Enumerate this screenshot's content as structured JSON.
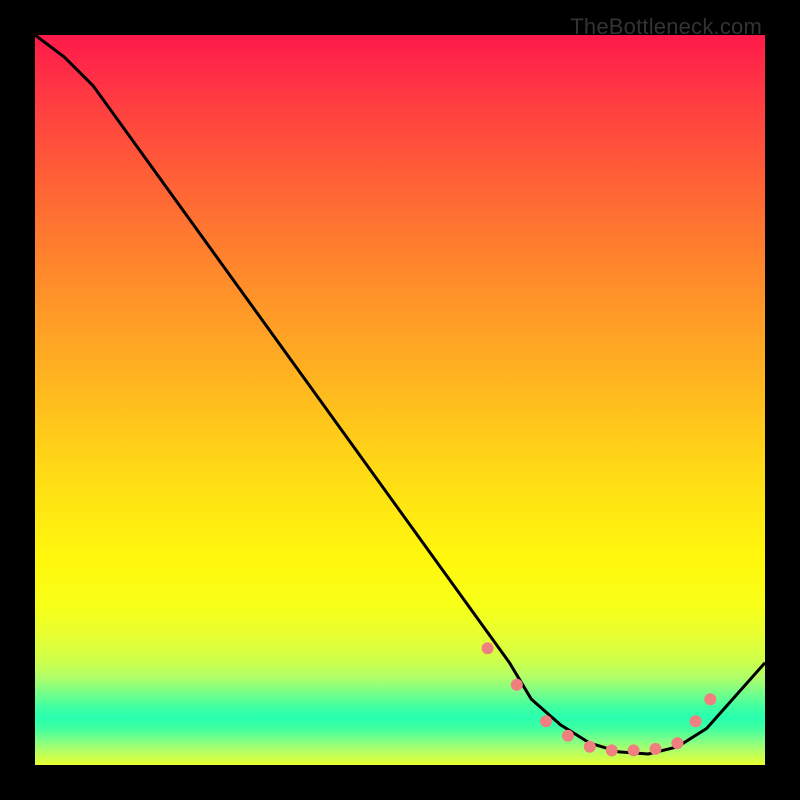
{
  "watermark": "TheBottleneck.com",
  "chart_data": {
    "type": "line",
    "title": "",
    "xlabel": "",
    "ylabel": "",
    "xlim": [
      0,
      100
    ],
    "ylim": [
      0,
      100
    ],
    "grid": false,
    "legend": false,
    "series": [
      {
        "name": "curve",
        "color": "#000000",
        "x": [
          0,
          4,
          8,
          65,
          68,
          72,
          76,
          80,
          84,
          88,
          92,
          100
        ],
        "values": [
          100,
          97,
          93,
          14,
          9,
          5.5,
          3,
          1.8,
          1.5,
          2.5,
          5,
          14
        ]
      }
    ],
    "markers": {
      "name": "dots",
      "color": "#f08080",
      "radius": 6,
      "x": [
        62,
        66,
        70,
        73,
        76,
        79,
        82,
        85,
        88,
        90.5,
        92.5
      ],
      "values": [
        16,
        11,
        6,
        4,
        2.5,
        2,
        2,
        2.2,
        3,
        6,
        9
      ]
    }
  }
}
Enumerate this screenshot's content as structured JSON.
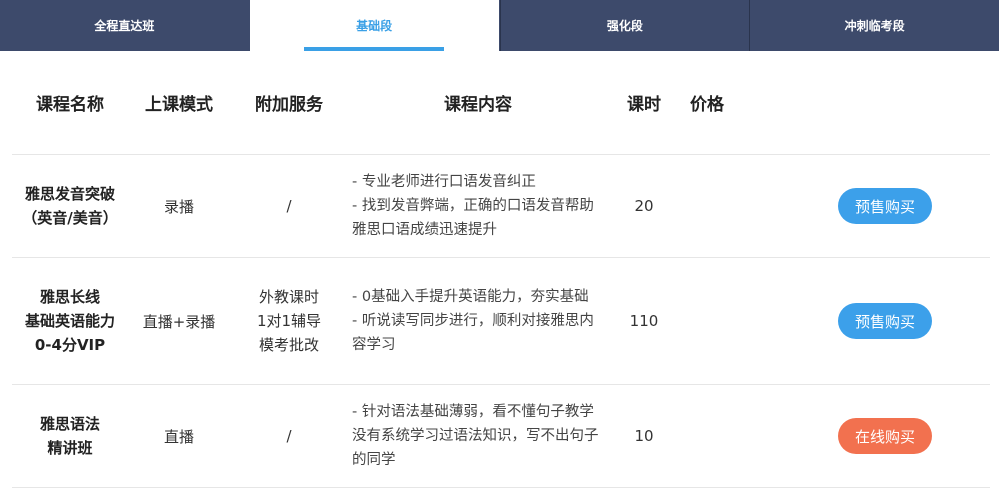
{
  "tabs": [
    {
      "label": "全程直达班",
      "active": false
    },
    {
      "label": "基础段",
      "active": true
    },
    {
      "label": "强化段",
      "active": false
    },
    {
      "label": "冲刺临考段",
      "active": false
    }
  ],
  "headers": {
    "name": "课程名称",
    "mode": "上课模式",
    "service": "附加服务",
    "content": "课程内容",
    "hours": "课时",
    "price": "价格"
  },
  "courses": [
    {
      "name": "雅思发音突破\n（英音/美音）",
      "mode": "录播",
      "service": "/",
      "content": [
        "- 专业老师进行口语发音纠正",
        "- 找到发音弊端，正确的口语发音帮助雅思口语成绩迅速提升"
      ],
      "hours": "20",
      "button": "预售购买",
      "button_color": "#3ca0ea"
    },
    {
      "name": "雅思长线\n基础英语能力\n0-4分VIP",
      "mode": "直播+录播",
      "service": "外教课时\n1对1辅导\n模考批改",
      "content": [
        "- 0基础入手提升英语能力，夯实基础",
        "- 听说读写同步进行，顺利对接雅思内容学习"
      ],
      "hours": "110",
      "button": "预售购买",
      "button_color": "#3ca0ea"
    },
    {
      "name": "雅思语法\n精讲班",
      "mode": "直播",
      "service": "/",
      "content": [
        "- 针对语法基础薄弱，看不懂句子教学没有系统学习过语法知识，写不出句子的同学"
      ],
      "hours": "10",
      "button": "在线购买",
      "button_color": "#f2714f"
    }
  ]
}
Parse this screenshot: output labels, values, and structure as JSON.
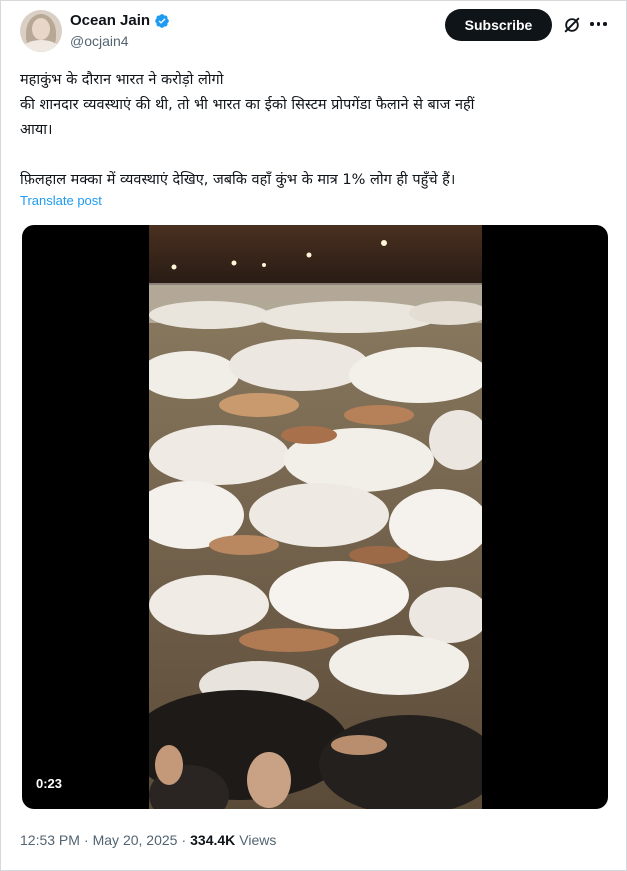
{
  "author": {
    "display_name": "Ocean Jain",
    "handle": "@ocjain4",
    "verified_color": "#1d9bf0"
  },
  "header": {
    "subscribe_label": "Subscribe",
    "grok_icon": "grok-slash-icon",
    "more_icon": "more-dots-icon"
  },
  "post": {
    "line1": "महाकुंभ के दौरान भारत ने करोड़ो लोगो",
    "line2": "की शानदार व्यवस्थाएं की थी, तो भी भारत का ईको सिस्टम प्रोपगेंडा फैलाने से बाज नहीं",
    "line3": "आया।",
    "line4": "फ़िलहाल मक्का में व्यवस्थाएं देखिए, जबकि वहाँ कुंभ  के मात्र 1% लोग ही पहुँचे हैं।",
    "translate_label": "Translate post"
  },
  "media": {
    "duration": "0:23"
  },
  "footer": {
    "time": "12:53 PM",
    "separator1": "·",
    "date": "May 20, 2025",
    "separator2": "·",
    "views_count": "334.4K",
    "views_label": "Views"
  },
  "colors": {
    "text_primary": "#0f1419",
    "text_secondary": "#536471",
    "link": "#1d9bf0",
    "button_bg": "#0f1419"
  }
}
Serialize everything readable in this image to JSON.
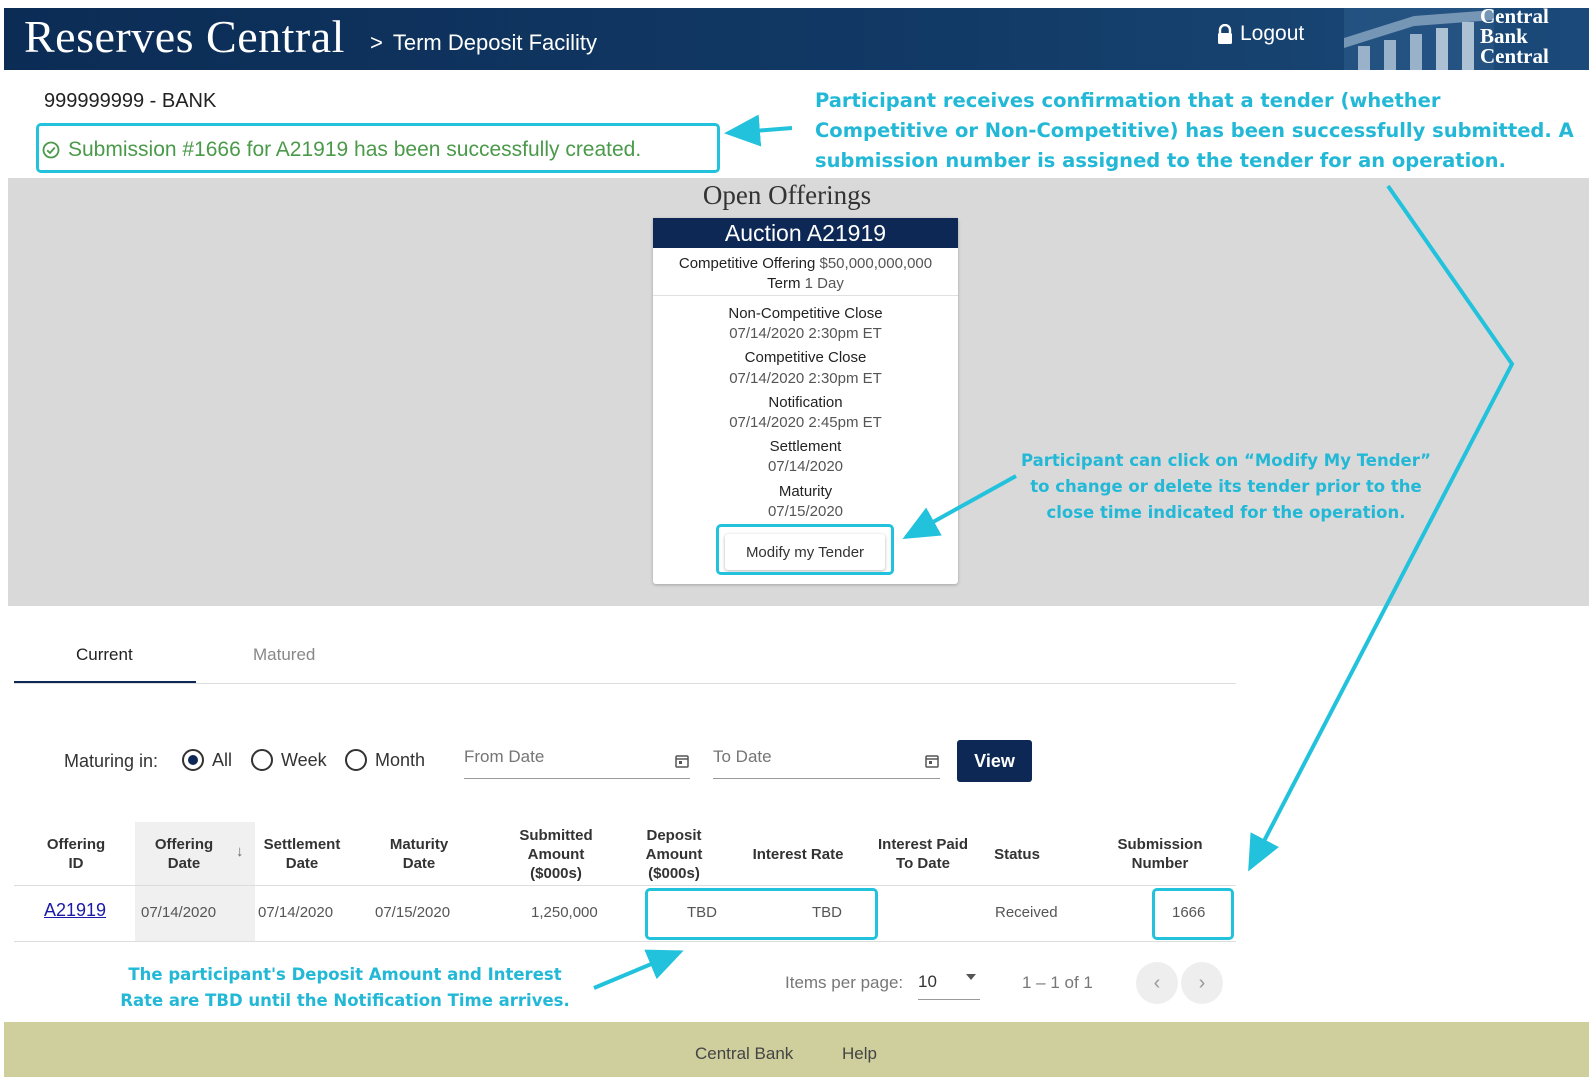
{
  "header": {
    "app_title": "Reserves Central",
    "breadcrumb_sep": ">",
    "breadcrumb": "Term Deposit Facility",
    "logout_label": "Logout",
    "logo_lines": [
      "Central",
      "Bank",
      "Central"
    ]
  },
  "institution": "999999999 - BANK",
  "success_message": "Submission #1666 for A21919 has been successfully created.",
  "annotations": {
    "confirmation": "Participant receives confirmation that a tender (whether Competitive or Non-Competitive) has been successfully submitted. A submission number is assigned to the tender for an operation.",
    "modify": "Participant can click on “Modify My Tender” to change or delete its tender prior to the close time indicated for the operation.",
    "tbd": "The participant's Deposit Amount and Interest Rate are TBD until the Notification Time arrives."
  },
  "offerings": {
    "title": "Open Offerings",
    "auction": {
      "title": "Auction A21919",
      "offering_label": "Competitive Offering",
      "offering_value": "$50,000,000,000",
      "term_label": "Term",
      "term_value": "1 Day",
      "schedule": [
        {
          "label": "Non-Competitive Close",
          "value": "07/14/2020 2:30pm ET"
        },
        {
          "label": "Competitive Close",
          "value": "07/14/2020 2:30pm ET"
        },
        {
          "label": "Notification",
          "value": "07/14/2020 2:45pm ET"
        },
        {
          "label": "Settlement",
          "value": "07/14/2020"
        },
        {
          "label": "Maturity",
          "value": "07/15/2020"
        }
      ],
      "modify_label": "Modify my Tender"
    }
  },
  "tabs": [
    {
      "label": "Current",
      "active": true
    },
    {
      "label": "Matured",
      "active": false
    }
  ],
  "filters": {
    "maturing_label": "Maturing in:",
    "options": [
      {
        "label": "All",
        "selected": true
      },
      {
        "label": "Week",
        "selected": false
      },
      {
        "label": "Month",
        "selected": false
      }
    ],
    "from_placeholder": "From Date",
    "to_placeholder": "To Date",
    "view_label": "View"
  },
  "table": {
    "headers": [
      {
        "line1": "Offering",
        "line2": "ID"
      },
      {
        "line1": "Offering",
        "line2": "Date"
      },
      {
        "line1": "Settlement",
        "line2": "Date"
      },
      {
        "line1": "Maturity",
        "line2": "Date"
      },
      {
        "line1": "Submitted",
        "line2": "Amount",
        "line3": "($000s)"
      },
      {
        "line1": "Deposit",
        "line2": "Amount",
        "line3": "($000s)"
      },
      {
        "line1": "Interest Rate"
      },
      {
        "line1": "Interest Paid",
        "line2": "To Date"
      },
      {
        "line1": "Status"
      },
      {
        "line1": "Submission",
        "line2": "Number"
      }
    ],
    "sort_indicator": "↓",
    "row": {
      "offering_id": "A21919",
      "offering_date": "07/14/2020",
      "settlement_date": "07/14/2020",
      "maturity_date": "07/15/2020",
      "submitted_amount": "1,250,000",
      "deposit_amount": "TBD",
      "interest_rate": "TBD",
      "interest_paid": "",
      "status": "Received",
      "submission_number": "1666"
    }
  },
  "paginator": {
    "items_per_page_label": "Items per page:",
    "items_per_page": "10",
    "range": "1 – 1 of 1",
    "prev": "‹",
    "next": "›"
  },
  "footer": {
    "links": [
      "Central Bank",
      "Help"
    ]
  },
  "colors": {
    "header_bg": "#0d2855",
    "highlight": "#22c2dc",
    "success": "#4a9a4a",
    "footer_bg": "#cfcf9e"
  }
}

§ **STATED EXERCISE**: Skip the images and write out the rest of the listing exactly.

§ **FINAL ANSWER**:
Enumerate this screenshot's content as structured JSON.
{
  "watermark": "TheBottleneck.com",
  "chart_data": {
    "type": "line",
    "title": "",
    "xlabel": "",
    "ylabel": "",
    "xlim": [
      0,
      100
    ],
    "ylim": [
      0,
      100
    ],
    "grid": false,
    "legend": false,
    "series": [
      {
        "name": "curve",
        "color": "#000000",
        "x": [
          0,
          4,
          8,
          65,
          68,
          72,
          76,
          80,
          84,
          88,
          92,
          100
        ],
        "values": [
          100,
          97,
          93,
          14,
          9,
          5.5,
          3,
          1.8,
          1.5,
          2.5,
          5,
          14
        ]
      }
    ],
    "markers": {
      "name": "dots",
      "color": "#f08080",
      "radius": 6,
      "x": [
        62,
        66,
        70,
        73,
        76,
        79,
        82,
        85,
        88,
        90.5,
        92.5
      ],
      "values": [
        16,
        11,
        6,
        4,
        2.5,
        2,
        2,
        2.2,
        3,
        6,
        9
      ]
    }
  }
}
Enumerate this screenshot's content as structured JSON.
{
  "tabs": [
    {
      "label": "全程直达班",
      "active": false
    },
    {
      "label": "基础段",
      "active": true
    },
    {
      "label": "强化段",
      "active": false
    },
    {
      "label": "冲刺临考段",
      "active": false
    }
  ],
  "headers": {
    "name": "课程名称",
    "mode": "上课模式",
    "service": "附加服务",
    "content": "课程内容",
    "hours": "课时",
    "price": "价格"
  },
  "courses": [
    {
      "name": "雅思发音突破\n（英音/美音）",
      "mode": "录播",
      "service": "/",
      "content": [
        "- 专业老师进行口语发音纠正",
        "- 找到发音弊端，正确的口语发音帮助雅思口语成绩迅速提升"
      ],
      "hours": "20",
      "button": "预售购买",
      "button_color": "#3ca0ea"
    },
    {
      "name": "雅思长线\n基础英语能力\n0-4分VIP",
      "mode": "直播+录播",
      "service": "外教课时\n1对1辅导\n模考批改",
      "content": [
        "- 0基础入手提升英语能力，夯实基础",
        "- 听说读写同步进行，顺利对接雅思内容学习"
      ],
      "hours": "110",
      "button": "预售购买",
      "button_color": "#3ca0ea"
    },
    {
      "name": "雅思语法\n精讲班",
      "mode": "直播",
      "service": "/",
      "content": [
        "- 针对语法基础薄弱，看不懂句子教学没有系统学习过语法知识，写不出句子的同学"
      ],
      "hours": "10",
      "button": "在线购买",
      "button_color": "#f2714f"
    }
  ]
}
Parse this screenshot: output labels, values, and structure as JSON.
{
  "author": {
    "display_name": "Ocean Jain",
    "handle": "@ocjain4",
    "verified_color": "#1d9bf0"
  },
  "header": {
    "subscribe_label": "Subscribe",
    "grok_icon": "grok-slash-icon",
    "more_icon": "more-dots-icon"
  },
  "post": {
    "line1": "महाकुंभ के दौरान भारत ने करोड़ो लोगो",
    "line2": "की शानदार व्यवस्थाएं की थी, तो भी भारत का ईको सिस्टम प्रोपगेंडा फैलाने से बाज नहीं",
    "line3": "आया।",
    "line4": "फ़िलहाल मक्का में व्यवस्थाएं देखिए, जबकि वहाँ कुंभ  के मात्र 1% लोग ही पहुँचे हैं।",
    "translate_label": "Translate post"
  },
  "media": {
    "duration": "0:23"
  },
  "footer": {
    "time": "12:53 PM",
    "separator1": "·",
    "date": "May 20, 2025",
    "separator2": "·",
    "views_count": "334.4K",
    "views_label": "Views"
  },
  "colors": {
    "text_primary": "#0f1419",
    "text_secondary": "#536471",
    "link": "#1d9bf0",
    "button_bg": "#0f1419"
  }
}
Serialize everything readable in this image to JSON.
{
  "header": {
    "app_title": "Reserves Central",
    "breadcrumb_sep": ">",
    "breadcrumb": "Term Deposit Facility",
    "logout_label": "Logout",
    "logo_lines": [
      "Central",
      "Bank",
      "Central"
    ]
  },
  "institution": "999999999 - BANK",
  "success_message": "Submission #1666 for A21919 has been successfully created.",
  "annotations": {
    "confirmation": "Participant receives confirmation that a tender (whether Competitive or Non-Competitive) has been successfully submitted. A submission number is assigned to the tender for an operation.",
    "modify": "Participant can click on “Modify My Tender” to change or delete its tender prior to the close time indicated for the operation.",
    "tbd": "The participant's Deposit Amount and Interest Rate are TBD until the Notification Time arrives."
  },
  "offerings": {
    "title": "Open Offerings",
    "auction": {
      "title": "Auction A21919",
      "offering_label": "Competitive Offering",
      "offering_value": "$50,000,000,000",
      "term_label": "Term",
      "term_value": "1 Day",
      "schedule": [
        {
          "label": "Non-Competitive Close",
          "value": "07/14/2020 2:30pm ET"
        },
        {
          "label": "Competitive Close",
          "value": "07/14/2020 2:30pm ET"
        },
        {
          "label": "Notification",
          "value": "07/14/2020 2:45pm ET"
        },
        {
          "label": "Settlement",
          "value": "07/14/2020"
        },
        {
          "label": "Maturity",
          "value": "07/15/2020"
        }
      ],
      "modify_label": "Modify my Tender"
    }
  },
  "tabs": [
    {
      "label": "Current",
      "active": true
    },
    {
      "label": "Matured",
      "active": false
    }
  ],
  "filters": {
    "maturing_label": "Maturing in:",
    "options": [
      {
        "label": "All",
        "selected": true
      },
      {
        "label": "Week",
        "selected": false
      },
      {
        "label": "Month",
        "selected": false
      }
    ],
    "from_placeholder": "From Date",
    "to_placeholder": "To Date",
    "view_label": "View"
  },
  "table": {
    "headers": [
      {
        "line1": "Offering",
        "line2": "ID"
      },
      {
        "line1": "Offering",
        "line2": "Date"
      },
      {
        "line1": "Settlement",
        "line2": "Date"
      },
      {
        "line1": "Maturity",
        "line2": "Date"
      },
      {
        "line1": "Submitted",
        "line2": "Amount",
        "line3": "($000s)"
      },
      {
        "line1": "Deposit",
        "line2": "Amount",
        "line3": "($000s)"
      },
      {
        "line1": "Interest Rate"
      },
      {
        "line1": "Interest Paid",
        "line2": "To Date"
      },
      {
        "line1": "Status"
      },
      {
        "line1": "Submission",
        "line2": "Number"
      }
    ],
    "sort_indicator": "↓",
    "row": {
      "offering_id": "A21919",
      "offering_date": "07/14/2020",
      "settlement_date": "07/14/2020",
      "maturity_date": "07/15/2020",
      "submitted_amount": "1,250,000",
      "deposit_amount": "TBD",
      "interest_rate": "TBD",
      "interest_paid": "",
      "status": "Received",
      "submission_number": "1666"
    }
  },
  "paginator": {
    "items_per_page_label": "Items per page:",
    "items_per_page": "10",
    "range": "1 – 1 of 1",
    "prev": "‹",
    "next": "›"
  },
  "footer": {
    "links": [
      "Central Bank",
      "Help"
    ]
  },
  "colors": {
    "header_bg": "#0d2855",
    "highlight": "#22c2dc",
    "success": "#4a9a4a",
    "footer_bg": "#cfcf9e"
  }
}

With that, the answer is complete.